● Task prompt
Every record must appear in your copy exactly as written, with no pictures.

Dataset records:
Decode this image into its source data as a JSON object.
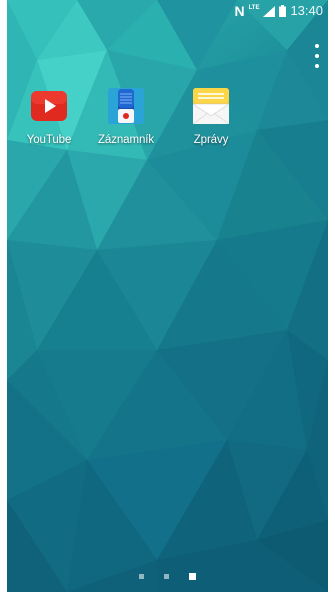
{
  "status_bar": {
    "nfc_glyph": "N",
    "network_label": "LTE",
    "time": "13:40"
  },
  "home_screen": {
    "apps": [
      {
        "label": "YouTube",
        "icon": "youtube-icon",
        "color": "#e02a20"
      },
      {
        "label": "Záznamník",
        "icon": "voice-recorder-icon",
        "color": "#1a78d4"
      },
      {
        "label": "Zprávy",
        "icon": "messages-icon",
        "color": "#f7c41e"
      }
    ],
    "menu_icon": "overflow-menu-icon",
    "pages": {
      "count": 3,
      "active_index": 2
    }
  },
  "colors": {
    "wallpaper_base": "#1f8d97",
    "wallpaper_light": "#3fc7c3",
    "wallpaper_dark": "#0e5a6e"
  }
}
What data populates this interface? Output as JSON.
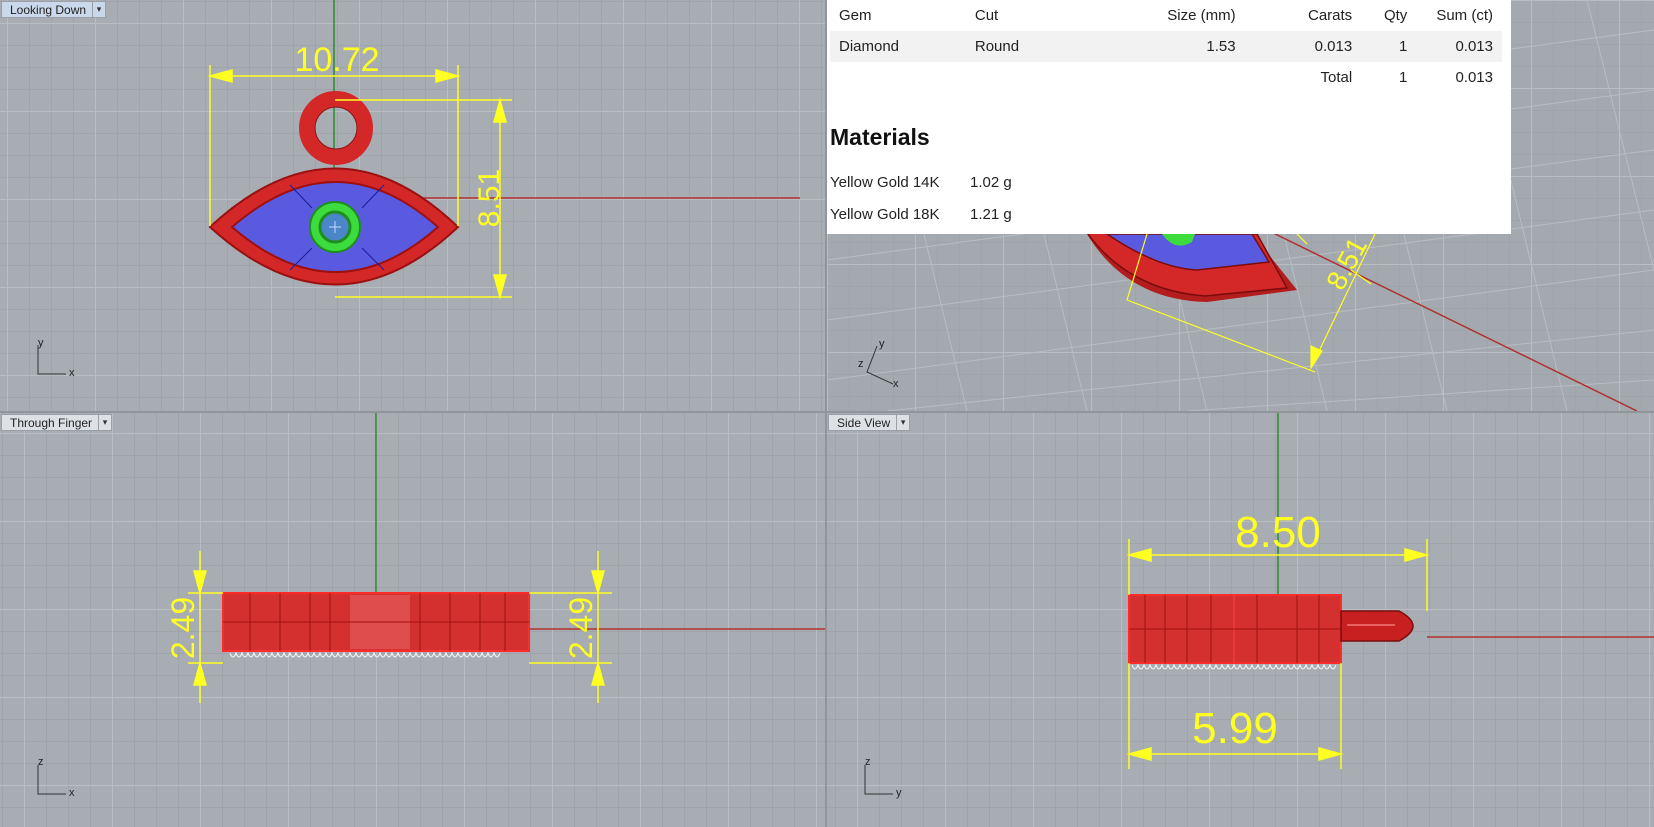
{
  "viewports": {
    "top_left": {
      "title": "Looking Down",
      "axis_v": "y",
      "axis_h": "x",
      "dims": {
        "width": "10.72",
        "height": "8.51"
      }
    },
    "top_right": {
      "axis_v": "y",
      "axis_h": "x",
      "axis_z": "z",
      "dims": {
        "height": "8.51"
      }
    },
    "bottom_left": {
      "title": "Through Finger",
      "axis_v": "z",
      "axis_h": "x",
      "dims": {
        "left": "2.49",
        "right": "2.49"
      }
    },
    "bottom_right": {
      "title": "Side View",
      "axis_v": "z",
      "axis_h": "y",
      "dims": {
        "top": "8.50",
        "bottom": "5.99"
      }
    }
  },
  "report": {
    "headers": [
      "Gem",
      "Cut",
      "Size (mm)",
      "Carats",
      "Qty",
      "Sum (ct)"
    ],
    "rows": [
      {
        "gem": "Diamond",
        "cut": "Round",
        "size": "1.53",
        "carats": "0.013",
        "qty": "1",
        "sum": "0.013"
      }
    ],
    "total": {
      "label": "Total",
      "qty": "1",
      "sum": "0.013"
    },
    "materials_title": "Materials",
    "materials": [
      {
        "name": "Yellow Gold 14K",
        "weight": "1.02 g"
      },
      {
        "name": "Yellow Gold 18K",
        "weight": "1.21 g"
      }
    ]
  },
  "colors": {
    "model_red": "#d42828",
    "stone_blue": "#5a5ae0",
    "bezel_green": "#3ddc3d",
    "dimension_yellow": "#ffff22",
    "axis_green": "#2d8a2d",
    "axis_red": "#b03030"
  }
}
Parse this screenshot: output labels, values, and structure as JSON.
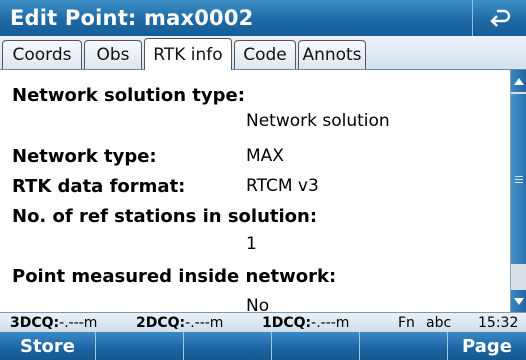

● Task response
Decode this image into its source data as a JSON object.
{
  "status_bar": {
    "nfc_glyph": "N",
    "network_label": "LTE",
    "time": "13:40"
  },
  "home_screen": {
    "apps": [
      {
        "label": "YouTube",
        "icon": "youtube-icon",
        "color": "#e02a20"
      },
      {
        "label": "Záznamník",
        "icon": "voice-recorder-icon",
        "color": "#1a78d4"
      },
      {
        "label": "Zprávy",
        "icon": "messages-icon",
        "color": "#f7c41e"
      }
    ],
    "menu_icon": "overflow-menu-icon",
    "pages": {
      "count": 3,
      "active_index": 2
    }
  },
  "colors": {
    "wallpaper_base": "#1f8d97",
    "wallpaper_light": "#3fc7c3",
    "wallpaper_dark": "#0e5a6e"
  }
}
What data populates this interface? Output as JSON.
{
  "viewports": {
    "top_left": {
      "title": "Looking Down",
      "axis_v": "y",
      "axis_h": "x",
      "dims": {
        "width": "10.72",
        "height": "8.51"
      }
    },
    "top_right": {
      "axis_v": "y",
      "axis_h": "x",
      "axis_z": "z",
      "dims": {
        "height": "8.51"
      }
    },
    "bottom_left": {
      "title": "Through Finger",
      "axis_v": "z",
      "axis_h": "x",
      "dims": {
        "left": "2.49",
        "right": "2.49"
      }
    },
    "bottom_right": {
      "title": "Side View",
      "axis_v": "z",
      "axis_h": "y",
      "dims": {
        "top": "8.50",
        "bottom": "5.99"
      }
    }
  },
  "report": {
    "headers": [
      "Gem",
      "Cut",
      "Size (mm)",
      "Carats",
      "Qty",
      "Sum (ct)"
    ],
    "rows": [
      {
        "gem": "Diamond",
        "cut": "Round",
        "size": "1.53",
        "carats": "0.013",
        "qty": "1",
        "sum": "0.013"
      }
    ],
    "total": {
      "label": "Total",
      "qty": "1",
      "sum": "0.013"
    },
    "materials_title": "Materials",
    "materials": [
      {
        "name": "Yellow Gold 14K",
        "weight": "1.02 g"
      },
      {
        "name": "Yellow Gold 18K",
        "weight": "1.21 g"
      }
    ]
  },
  "colors": {
    "model_red": "#d42828",
    "stone_blue": "#5a5ae0",
    "bezel_green": "#3ddc3d",
    "dimension_yellow": "#ffff22",
    "axis_green": "#2d8a2d",
    "axis_red": "#b03030"
  }
}
Parse this screenshot: output labels, values, and structure as JSON.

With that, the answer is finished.